Exercise objective: Reproduce word for word the stretch of the talk highlights below from "The talk was" through "other in China.".

Text to read:
§ §
Friday, December 5, 2008

Highlights of the Contradiction

THE CONTRADICTION OF THE CHINESE-AMERICAN
through the theater play Last of the Suns
As rendered by Alice Tuan

for Beijing Foreign Studies University
December 5, 2008

The talk was 90 minutes. Here are snippets from each of the six sections.


I. BACKGROUND

I was born in Seattle, Washington, in the northwest of the United States, to Chinese parents.

My mother is from Shanghai, from a family specializing in business in industry. My father is from Jiangxi Jiujiang, from a military family. His father, my Yeh Yeh, served as a Lt. General in Chiang Kai Shek's Nationalist Army. My parents did not know each other in China.

Both of my parents studied at Taiwan University. My father came to the United States for graduate studies in Engineering and found employment in Seattle once he received his degree. My mother also came to the United States to study and also landed in Seattle. It is at this time that my parents met, and wed and started their family.
§ §
Dataset extract:
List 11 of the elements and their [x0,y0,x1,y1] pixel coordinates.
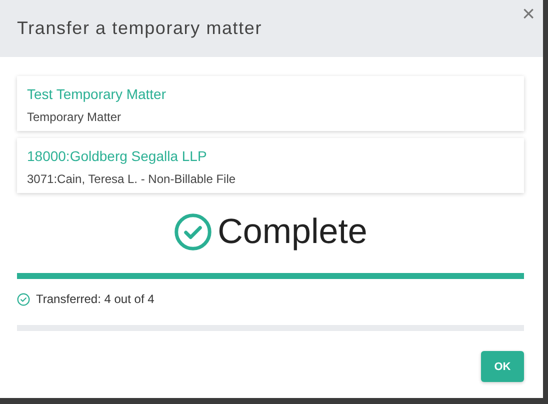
§ §
Result of the exercise:
The talk was 90 minutes. Here are snippets from each of the six sections.


I. BACKGROUND

I was born in Seattle, Washington, in the northwest of the United States, to Chinese parents.

My mother is from Shanghai, from a family specializing in business in industry. My father is from Jiangxi Jiujiang, from a military family. His father, my Yeh Yeh, served as a Lt. General in Chiang Kai Shek's Nationalist Army. My parents did not know each other in China.